(Dataset listings of figures)
'''
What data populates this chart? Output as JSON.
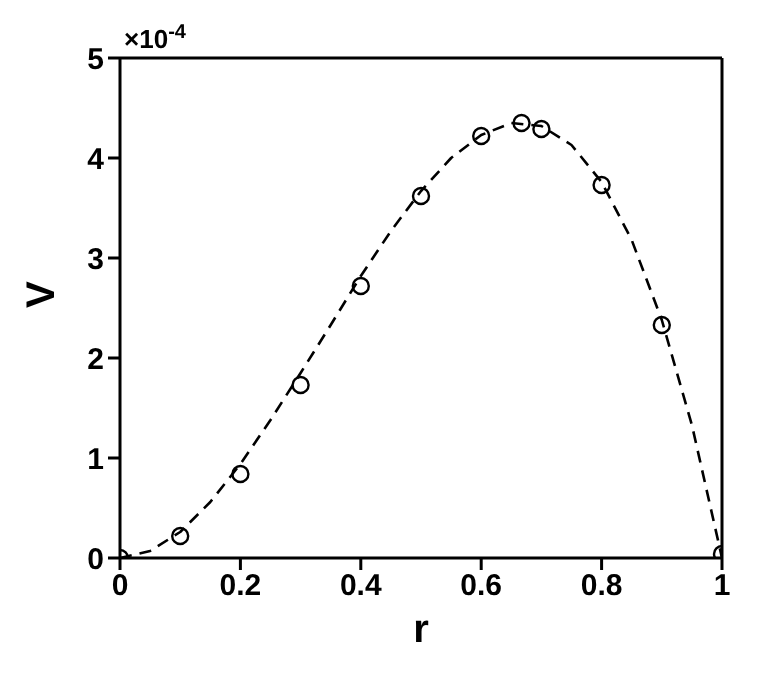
{
  "chart_data": {
    "type": "scatter",
    "xlabel": "r",
    "ylabel": "V",
    "annotations": [
      "×10$^{-4}$"
    ],
    "xlim": [
      0,
      1
    ],
    "xticks": [
      0,
      0.2,
      0.4,
      0.6,
      0.8,
      1
    ],
    "ylim": [
      0,
      5
    ],
    "yticks": [
      0,
      1,
      2,
      3,
      4,
      5
    ],
    "series": [
      {
        "type": "line",
        "color": "#000000",
        "line_style": "dashed",
        "marker": "none",
        "x": [
          0,
          0.05,
          0.1,
          0.15,
          0.2,
          0.25,
          0.3,
          0.35,
          0.4,
          0.45,
          0.5,
          0.55,
          0.6,
          0.65,
          0.7,
          0.75,
          0.8,
          0.85,
          0.9,
          0.95,
          1
        ],
        "values": [
          0,
          0.07,
          0.26,
          0.56,
          0.94,
          1.38,
          1.85,
          2.33,
          2.82,
          3.27,
          3.67,
          4.0,
          4.23,
          4.35,
          4.32,
          4.13,
          3.76,
          3.18,
          2.38,
          1.33,
          0
        ]
      },
      {
        "color": "#000000",
        "marker": "circle",
        "x": [
          0,
          0.1,
          0.2,
          0.3,
          0.4,
          0.5,
          0.6,
          0.667,
          0.7,
          0.8,
          0.9,
          1
        ],
        "values": [
          0,
          0.22,
          0.84,
          1.73,
          2.72,
          3.62,
          4.22,
          4.35,
          4.29,
          3.73,
          2.33,
          0.04
        ]
      }
    ]
  }
}
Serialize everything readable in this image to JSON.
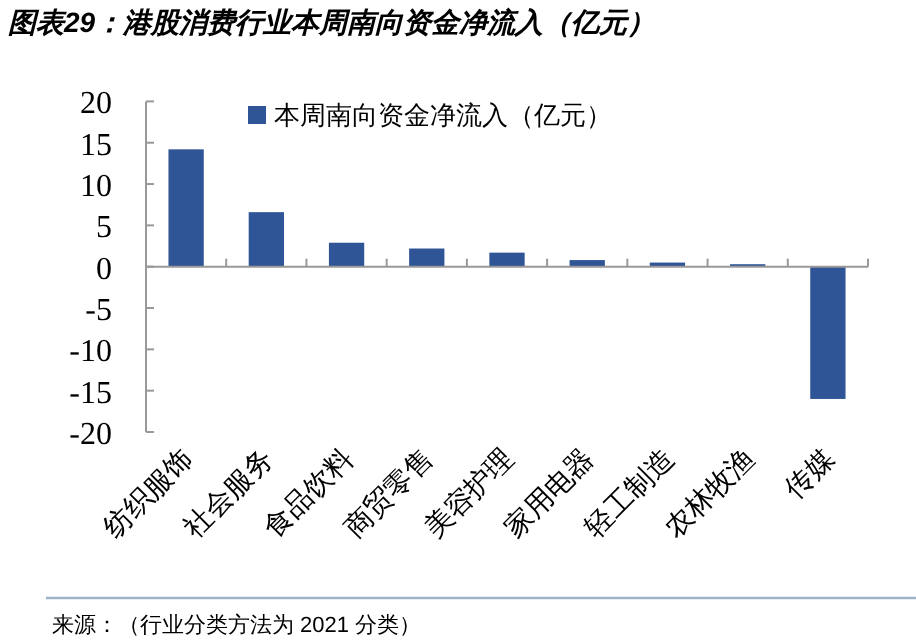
{
  "chart_data": {
    "type": "bar",
    "title": "图表29：港股消费行业本周南向资金净流入（亿元）",
    "categories": [
      "纺织服饰",
      "社会服务",
      "食品饮料",
      "商贸零售",
      "美容护理",
      "家用电器",
      "轻工制造",
      "农林牧渔",
      "传媒"
    ],
    "series": [
      {
        "name": "本周南向资金净流入（亿元）",
        "color": "#2f5597",
        "values": [
          14.2,
          6.6,
          2.9,
          2.2,
          1.7,
          0.8,
          0.5,
          0.3,
          -16.0
        ]
      }
    ],
    "ylim": [
      -20,
      20
    ],
    "yticks": [
      -20,
      -15,
      -10,
      -5,
      0,
      5,
      10,
      15,
      20
    ],
    "legend": "top",
    "annotations": [
      "来源：（行业分类方法为 2021 分类）"
    ]
  }
}
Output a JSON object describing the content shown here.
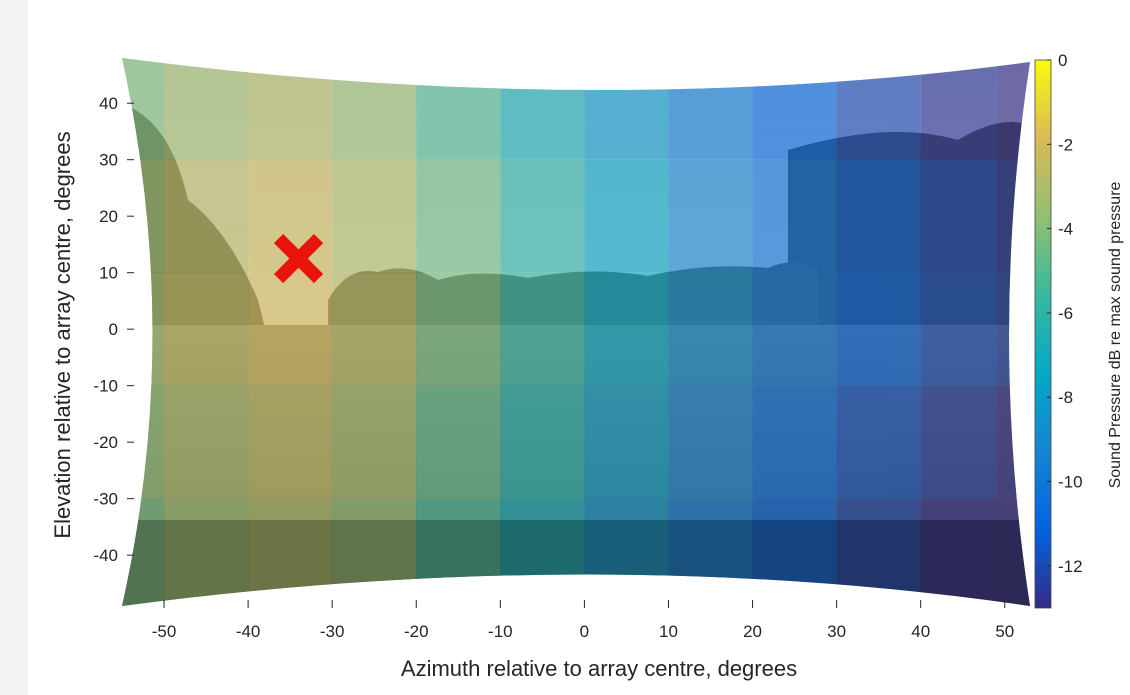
{
  "chart_data": {
    "type": "heatmap",
    "title": "",
    "xlabel": "Azimuth relative to array centre, degrees",
    "ylabel": "Elevation relative to array centre, degrees",
    "xlim": [
      -55,
      53
    ],
    "ylim": [
      -49,
      48
    ],
    "xticks": [
      -50,
      -40,
      -30,
      -20,
      -10,
      0,
      10,
      20,
      30,
      40,
      50
    ],
    "yticks": [
      40,
      30,
      20,
      10,
      0,
      -10,
      -20,
      -30,
      -40
    ],
    "background": "photograph of a park field with a tree line, warped to a barrel shape",
    "colormap": "parula",
    "colorbar": {
      "label": "Sound Pressure dB re max sound pressure",
      "range": [
        -13,
        0
      ],
      "ticks": [
        0,
        -2,
        -4,
        -6,
        -8,
        -10,
        -12
      ]
    },
    "sound_pressure_by_azimuth": {
      "azimuth": [
        -55,
        -45,
        -35,
        -25,
        -15,
        -5,
        5,
        15,
        25,
        35,
        45,
        53
      ],
      "db": [
        -3.4,
        -2.6,
        -2.1,
        -2.8,
        -4.4,
        -6.0,
        -7.6,
        -9.1,
        -10.4,
        -11.4,
        -12.1,
        -12.6
      ]
    },
    "marker": {
      "symbol": "x",
      "azimuth": -34,
      "elevation": 12.5,
      "color": "#e8130b"
    }
  }
}
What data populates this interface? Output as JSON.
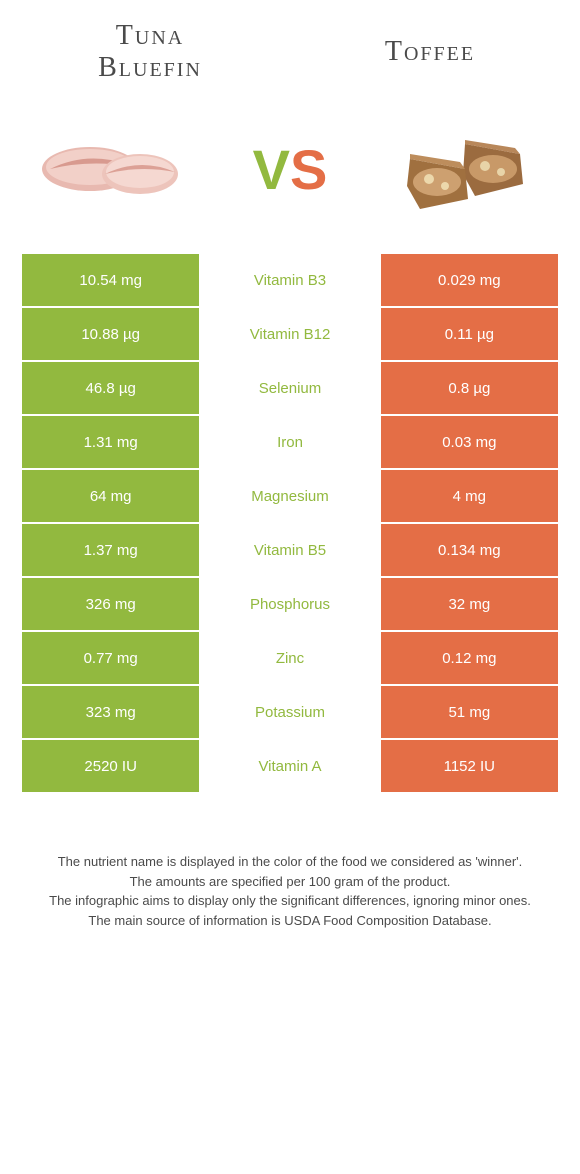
{
  "colors": {
    "green": "#92b93f",
    "orange": "#e46e46",
    "text": "#4a4a4a",
    "white": "#ffffff"
  },
  "header": {
    "left_title_line1": "Tuna",
    "left_title_line2": "Bluefin",
    "right_title": "Toffee"
  },
  "vs": {
    "v": "V",
    "s": "S"
  },
  "rows": [
    {
      "left": "10.54 mg",
      "label": "Vitamin B3",
      "right": "0.029 mg",
      "winner": "green"
    },
    {
      "left": "10.88 µg",
      "label": "Vitamin B12",
      "right": "0.11 µg",
      "winner": "green"
    },
    {
      "left": "46.8 µg",
      "label": "Selenium",
      "right": "0.8 µg",
      "winner": "green"
    },
    {
      "left": "1.31 mg",
      "label": "Iron",
      "right": "0.03 mg",
      "winner": "green"
    },
    {
      "left": "64 mg",
      "label": "Magnesium",
      "right": "4 mg",
      "winner": "green"
    },
    {
      "left": "1.37 mg",
      "label": "Vitamin B5",
      "right": "0.134 mg",
      "winner": "green"
    },
    {
      "left": "326 mg",
      "label": "Phosphorus",
      "right": "32 mg",
      "winner": "green"
    },
    {
      "left": "0.77 mg",
      "label": "Zinc",
      "right": "0.12 mg",
      "winner": "green"
    },
    {
      "left": "323 mg",
      "label": "Potassium",
      "right": "51 mg",
      "winner": "green"
    },
    {
      "left": "2520 IU",
      "label": "Vitamin A",
      "right": "1152 IU",
      "winner": "green"
    }
  ],
  "footer": {
    "line1": "The nutrient name is displayed in the color of the food we considered as 'winner'.",
    "line2": "The amounts are specified per 100 gram of the product.",
    "line3": "The infographic aims to display only the significant differences, ignoring minor ones.",
    "line4": "The main source of information is USDA Food Composition Database."
  }
}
'''
Output the full set of records above without changing a word, and drop the images.

| RESPONSE |
What data populates this chart? Output as JSON.
{
  "chart_data": {
    "type": "scatter",
    "xlabel": "r",
    "ylabel": "V",
    "annotations": [
      "×10$^{-4}$"
    ],
    "xlim": [
      0,
      1
    ],
    "xticks": [
      0,
      0.2,
      0.4,
      0.6,
      0.8,
      1
    ],
    "ylim": [
      0,
      5
    ],
    "yticks": [
      0,
      1,
      2,
      3,
      4,
      5
    ],
    "series": [
      {
        "type": "line",
        "color": "#000000",
        "line_style": "dashed",
        "marker": "none",
        "x": [
          0,
          0.05,
          0.1,
          0.15,
          0.2,
          0.25,
          0.3,
          0.35,
          0.4,
          0.45,
          0.5,
          0.55,
          0.6,
          0.65,
          0.7,
          0.75,
          0.8,
          0.85,
          0.9,
          0.95,
          1
        ],
        "values": [
          0,
          0.07,
          0.26,
          0.56,
          0.94,
          1.38,
          1.85,
          2.33,
          2.82,
          3.27,
          3.67,
          4.0,
          4.23,
          4.35,
          4.32,
          4.13,
          3.76,
          3.18,
          2.38,
          1.33,
          0
        ]
      },
      {
        "color": "#000000",
        "marker": "circle",
        "x": [
          0,
          0.1,
          0.2,
          0.3,
          0.4,
          0.5,
          0.6,
          0.667,
          0.7,
          0.8,
          0.9,
          1
        ],
        "values": [
          0,
          0.22,
          0.84,
          1.73,
          2.72,
          3.62,
          4.22,
          4.35,
          4.29,
          3.73,
          2.33,
          0.04
        ]
      }
    ]
  }
}
Serialize everything readable in this image to JSON.
{
  "chart_data": {
    "type": "bar",
    "title": "图表29：港股消费行业本周南向资金净流入（亿元）",
    "categories": [
      "纺织服饰",
      "社会服务",
      "食品饮料",
      "商贸零售",
      "美容护理",
      "家用电器",
      "轻工制造",
      "农林牧渔",
      "传媒"
    ],
    "series": [
      {
        "name": "本周南向资金净流入（亿元）",
        "color": "#2f5597",
        "values": [
          14.2,
          6.6,
          2.9,
          2.2,
          1.7,
          0.8,
          0.5,
          0.3,
          -16.0
        ]
      }
    ],
    "ylim": [
      -20,
      20
    ],
    "yticks": [
      -20,
      -15,
      -10,
      -5,
      0,
      5,
      10,
      15,
      20
    ],
    "legend": "top",
    "annotations": [
      "来源：（行业分类方法为 2021 分类）"
    ]
  }
}
Output a JSON object describing the content shown here.
{
  "chart_data": {
    "type": "heatmap",
    "title": "",
    "xlabel": "Azimuth relative to array centre, degrees",
    "ylabel": "Elevation relative to array centre, degrees",
    "xlim": [
      -55,
      53
    ],
    "ylim": [
      -49,
      48
    ],
    "xticks": [
      -50,
      -40,
      -30,
      -20,
      -10,
      0,
      10,
      20,
      30,
      40,
      50
    ],
    "yticks": [
      40,
      30,
      20,
      10,
      0,
      -10,
      -20,
      -30,
      -40
    ],
    "background": "photograph of a park field with a tree line, warped to a barrel shape",
    "colormap": "parula",
    "colorbar": {
      "label": "Sound Pressure dB re max sound pressure",
      "range": [
        -13,
        0
      ],
      "ticks": [
        0,
        -2,
        -4,
        -6,
        -8,
        -10,
        -12
      ]
    },
    "sound_pressure_by_azimuth": {
      "azimuth": [
        -55,
        -45,
        -35,
        -25,
        -15,
        -5,
        5,
        15,
        25,
        35,
        45,
        53
      ],
      "db": [
        -3.4,
        -2.6,
        -2.1,
        -2.8,
        -4.4,
        -6.0,
        -7.6,
        -9.1,
        -10.4,
        -11.4,
        -12.1,
        -12.6
      ]
    },
    "marker": {
      "symbol": "x",
      "azimuth": -34,
      "elevation": 12.5,
      "color": "#e8130b"
    }
  }
}
What data populates this interface? Output as JSON.
{
  "colors": {
    "green": "#92b93f",
    "orange": "#e46e46",
    "text": "#4a4a4a",
    "white": "#ffffff"
  },
  "header": {
    "left_title_line1": "Tuna",
    "left_title_line2": "Bluefin",
    "right_title": "Toffee"
  },
  "vs": {
    "v": "V",
    "s": "S"
  },
  "rows": [
    {
      "left": "10.54 mg",
      "label": "Vitamin B3",
      "right": "0.029 mg",
      "winner": "green"
    },
    {
      "left": "10.88 µg",
      "label": "Vitamin B12",
      "right": "0.11 µg",
      "winner": "green"
    },
    {
      "left": "46.8 µg",
      "label": "Selenium",
      "right": "0.8 µg",
      "winner": "green"
    },
    {
      "left": "1.31 mg",
      "label": "Iron",
      "right": "0.03 mg",
      "winner": "green"
    },
    {
      "left": "64 mg",
      "label": "Magnesium",
      "right": "4 mg",
      "winner": "green"
    },
    {
      "left": "1.37 mg",
      "label": "Vitamin B5",
      "right": "0.134 mg",
      "winner": "green"
    },
    {
      "left": "326 mg",
      "label": "Phosphorus",
      "right": "32 mg",
      "winner": "green"
    },
    {
      "left": "0.77 mg",
      "label": "Zinc",
      "right": "0.12 mg",
      "winner": "green"
    },
    {
      "left": "323 mg",
      "label": "Potassium",
      "right": "51 mg",
      "winner": "green"
    },
    {
      "left": "2520 IU",
      "label": "Vitamin A",
      "right": "1152 IU",
      "winner": "green"
    }
  ],
  "footer": {
    "line1": "The nutrient name is displayed in the color of the food we considered as 'winner'.",
    "line2": "The amounts are specified per 100 gram of the product.",
    "line3": "The infographic aims to display only the significant differences, ignoring minor ones.",
    "line4": "The main source of information is USDA Food Composition Database."
  }
}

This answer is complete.